The task:
Copy the launchd troubleshooting notes from "launchctl list |" up to and including "should see: OK.", substituting "formatting" for "XML".

Passage shown:

- - -

Typical causes and fixes:

1.1 The job is already loaded

If a job with that Label is already registered, re-loading can throw error 5.

Fix:

launchctl bootout gui/$(id -u)/com.stefan.autopush-notes 2>/dev/null || true
launchctl bootstrap gui/$(id -u) "$HOME/Library/LaunchAgents/com.stefan.autopush-notes.plist"

Then check:

launchctl list | grep autopush-notes

1.2 Bad plist format or key names

Even tiny XML mistakes can trigger error 5.

Checks:

plutil -lint "$HOME/Library/LaunchAgents/com.stefan.autopush-notes.plist"
  • You should see: OK.
  • Make sure keys are exactly correct: Label, ProgramArguments, RunAtLoad, StartInterval (capitalisation matters).

If plutil reports any errors, fix them and retry bootstrap.

1.3 Permissions too loose

launchd refuses plists that are world-writable or otherwise “unsafe”.

Fix:

cd "$HOME/Library/LaunchAgents"
chown "$USER":staff com.stefan.autopush-notes.plist
chmod 644 com.stefan.autopush-notes.plist

Then:

launchctl bootout gui/$(id -u)/com.stefan.autopush-notes 2>/dev/null || true
launchctl bootstrap gui/$(id -u) "$HOME/Library/LaunchAgents/com.stefan.autopush-notes.plist"


Gotcha 2: Script path or non-executable script

If the plist points to a path that doesn’t exist, or the script isn’t executable, the job will silently fail or show errors in logs.

Fix:

ls -l "$HOME/bin/auto-push-notes.sh"
chmod +x "$HOME/bin/auto-push-notes.sh"

Then run it directly:

"$HOME/bin/auto-push-notes.sh"

If this doesn’t work interactively, launchd won’t be able to run it either.

Also double-check you used an absolute path in the plist:

<string>/Users/YOURUSERNAME/bin/auto-push-notes.sh</string>

not:

<string>$HOME/bin/auto-push-notes.sh</string>

Gotcha 3:  $HOME or other env vars in the plist

launchd does not expand $HOME, $PATH, etc. inside the plist’s ProgramArguments.

This will not do what you think:

<string>$HOME/bin/auto-push-notes.sh</string>

Fix: always use full absolute paths:

<string>/Users/YOURUSERNAME/bin/auto-push-notes.sh</string>

If you want shell expansion and your shell config, wrap it like this (as in the example):

<array>
  <string>/bin/zsh</string>
  <string>-lc</string>
  <string>/Users/YOURUSERNAME/bin/auto-push-notes.sh</string>
</array>

-l makes it a login shell, -c executes the command string.

- - -

Supplied data:
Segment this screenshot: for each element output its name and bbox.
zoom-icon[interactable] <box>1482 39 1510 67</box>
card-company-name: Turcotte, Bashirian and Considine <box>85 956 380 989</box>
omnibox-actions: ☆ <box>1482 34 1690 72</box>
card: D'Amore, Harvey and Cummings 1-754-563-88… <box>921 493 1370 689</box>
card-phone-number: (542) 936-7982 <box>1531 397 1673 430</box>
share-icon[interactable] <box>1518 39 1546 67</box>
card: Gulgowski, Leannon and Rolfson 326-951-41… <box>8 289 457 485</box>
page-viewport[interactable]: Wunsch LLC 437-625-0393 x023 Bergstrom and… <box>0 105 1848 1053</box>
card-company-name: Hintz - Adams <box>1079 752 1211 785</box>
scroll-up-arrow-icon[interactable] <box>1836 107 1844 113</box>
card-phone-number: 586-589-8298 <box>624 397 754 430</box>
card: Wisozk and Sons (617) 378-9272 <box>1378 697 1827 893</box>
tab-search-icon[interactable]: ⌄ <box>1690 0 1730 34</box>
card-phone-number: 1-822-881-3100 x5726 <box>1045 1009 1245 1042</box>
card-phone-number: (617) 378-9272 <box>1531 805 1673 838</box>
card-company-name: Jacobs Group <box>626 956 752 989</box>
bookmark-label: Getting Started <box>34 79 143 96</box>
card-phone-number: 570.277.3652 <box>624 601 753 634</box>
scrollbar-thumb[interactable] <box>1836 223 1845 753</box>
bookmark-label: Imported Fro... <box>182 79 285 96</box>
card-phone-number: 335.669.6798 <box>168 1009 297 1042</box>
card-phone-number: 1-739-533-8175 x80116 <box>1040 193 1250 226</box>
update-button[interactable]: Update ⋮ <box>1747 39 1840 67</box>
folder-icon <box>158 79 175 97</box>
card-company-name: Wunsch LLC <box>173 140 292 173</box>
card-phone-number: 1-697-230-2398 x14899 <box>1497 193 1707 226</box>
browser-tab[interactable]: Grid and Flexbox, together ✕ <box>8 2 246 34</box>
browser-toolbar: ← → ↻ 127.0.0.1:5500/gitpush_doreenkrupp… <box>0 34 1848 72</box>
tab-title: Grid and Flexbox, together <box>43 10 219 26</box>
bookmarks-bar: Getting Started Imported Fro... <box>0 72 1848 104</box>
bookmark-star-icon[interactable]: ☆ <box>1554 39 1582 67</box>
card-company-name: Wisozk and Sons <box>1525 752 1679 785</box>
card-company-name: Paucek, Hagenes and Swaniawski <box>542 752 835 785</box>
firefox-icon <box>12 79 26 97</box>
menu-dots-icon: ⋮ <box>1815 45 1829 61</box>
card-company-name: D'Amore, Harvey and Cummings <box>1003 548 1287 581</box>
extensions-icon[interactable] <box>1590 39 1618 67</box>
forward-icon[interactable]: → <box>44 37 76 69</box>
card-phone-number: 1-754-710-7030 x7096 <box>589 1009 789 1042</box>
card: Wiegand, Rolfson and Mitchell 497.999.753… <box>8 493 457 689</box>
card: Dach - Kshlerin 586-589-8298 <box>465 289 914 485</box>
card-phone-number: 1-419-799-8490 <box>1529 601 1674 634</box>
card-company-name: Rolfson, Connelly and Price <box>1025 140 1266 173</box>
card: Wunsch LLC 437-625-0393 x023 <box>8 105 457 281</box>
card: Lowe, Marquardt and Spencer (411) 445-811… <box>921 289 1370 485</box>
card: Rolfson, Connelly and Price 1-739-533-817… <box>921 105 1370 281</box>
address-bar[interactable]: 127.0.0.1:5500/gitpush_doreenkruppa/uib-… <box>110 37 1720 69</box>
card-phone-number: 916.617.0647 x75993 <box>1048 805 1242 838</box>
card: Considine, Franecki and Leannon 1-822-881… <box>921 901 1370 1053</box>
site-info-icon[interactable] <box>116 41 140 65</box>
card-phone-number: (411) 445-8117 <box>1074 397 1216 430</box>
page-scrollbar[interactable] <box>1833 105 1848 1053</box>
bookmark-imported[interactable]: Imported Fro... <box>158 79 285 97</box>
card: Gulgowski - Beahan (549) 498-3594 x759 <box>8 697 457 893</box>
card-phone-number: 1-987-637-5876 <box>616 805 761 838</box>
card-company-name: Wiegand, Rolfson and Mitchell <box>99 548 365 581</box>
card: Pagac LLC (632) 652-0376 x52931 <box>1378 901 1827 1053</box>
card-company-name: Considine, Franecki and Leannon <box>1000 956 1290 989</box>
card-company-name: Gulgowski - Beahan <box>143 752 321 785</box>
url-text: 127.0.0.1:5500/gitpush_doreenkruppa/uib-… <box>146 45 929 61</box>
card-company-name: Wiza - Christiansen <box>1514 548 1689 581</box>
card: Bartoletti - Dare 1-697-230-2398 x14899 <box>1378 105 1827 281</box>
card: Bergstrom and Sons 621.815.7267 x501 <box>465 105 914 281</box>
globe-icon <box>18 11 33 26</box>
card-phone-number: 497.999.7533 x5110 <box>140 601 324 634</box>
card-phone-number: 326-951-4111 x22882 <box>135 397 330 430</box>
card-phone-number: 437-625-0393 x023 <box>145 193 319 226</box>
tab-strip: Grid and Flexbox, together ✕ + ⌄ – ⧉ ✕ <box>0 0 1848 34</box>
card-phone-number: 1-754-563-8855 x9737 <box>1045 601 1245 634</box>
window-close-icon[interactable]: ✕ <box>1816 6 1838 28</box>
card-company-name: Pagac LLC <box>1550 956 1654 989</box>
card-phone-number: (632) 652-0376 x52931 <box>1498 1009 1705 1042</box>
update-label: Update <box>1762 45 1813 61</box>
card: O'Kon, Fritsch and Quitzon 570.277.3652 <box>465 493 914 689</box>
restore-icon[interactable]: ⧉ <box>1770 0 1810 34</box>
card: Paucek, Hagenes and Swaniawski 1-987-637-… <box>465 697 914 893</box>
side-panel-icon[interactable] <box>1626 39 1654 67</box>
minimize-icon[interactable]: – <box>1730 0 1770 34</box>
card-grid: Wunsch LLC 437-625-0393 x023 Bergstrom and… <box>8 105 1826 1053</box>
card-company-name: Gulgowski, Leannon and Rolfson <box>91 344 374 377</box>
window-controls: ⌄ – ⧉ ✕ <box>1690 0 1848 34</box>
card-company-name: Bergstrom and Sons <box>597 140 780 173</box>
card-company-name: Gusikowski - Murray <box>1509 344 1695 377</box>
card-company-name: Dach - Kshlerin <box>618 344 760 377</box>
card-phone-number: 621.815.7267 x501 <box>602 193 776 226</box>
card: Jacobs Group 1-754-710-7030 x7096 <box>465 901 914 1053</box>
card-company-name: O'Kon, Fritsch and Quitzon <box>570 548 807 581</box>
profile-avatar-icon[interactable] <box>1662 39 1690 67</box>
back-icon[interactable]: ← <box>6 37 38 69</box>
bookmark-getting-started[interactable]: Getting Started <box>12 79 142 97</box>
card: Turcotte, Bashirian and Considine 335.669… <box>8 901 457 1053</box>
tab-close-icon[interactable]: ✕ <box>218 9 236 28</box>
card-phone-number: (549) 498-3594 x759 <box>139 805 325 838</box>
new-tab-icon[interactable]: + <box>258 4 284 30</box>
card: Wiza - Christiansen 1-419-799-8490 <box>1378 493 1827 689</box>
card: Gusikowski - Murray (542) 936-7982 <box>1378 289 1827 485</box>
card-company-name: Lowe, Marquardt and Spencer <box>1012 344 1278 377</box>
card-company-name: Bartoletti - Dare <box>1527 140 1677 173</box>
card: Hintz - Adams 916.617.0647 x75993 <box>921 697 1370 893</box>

- - -

Solution to the problem:
launchctl list | grep autopush-notes

1.2 Bad plist format or key names

Even tiny formatting mistakes can trigger error 5.

Checks:

plutil -lint "$HOME/Library/LaunchAgents/com.stefan.autopush-notes.plist"
  • You should see: OK.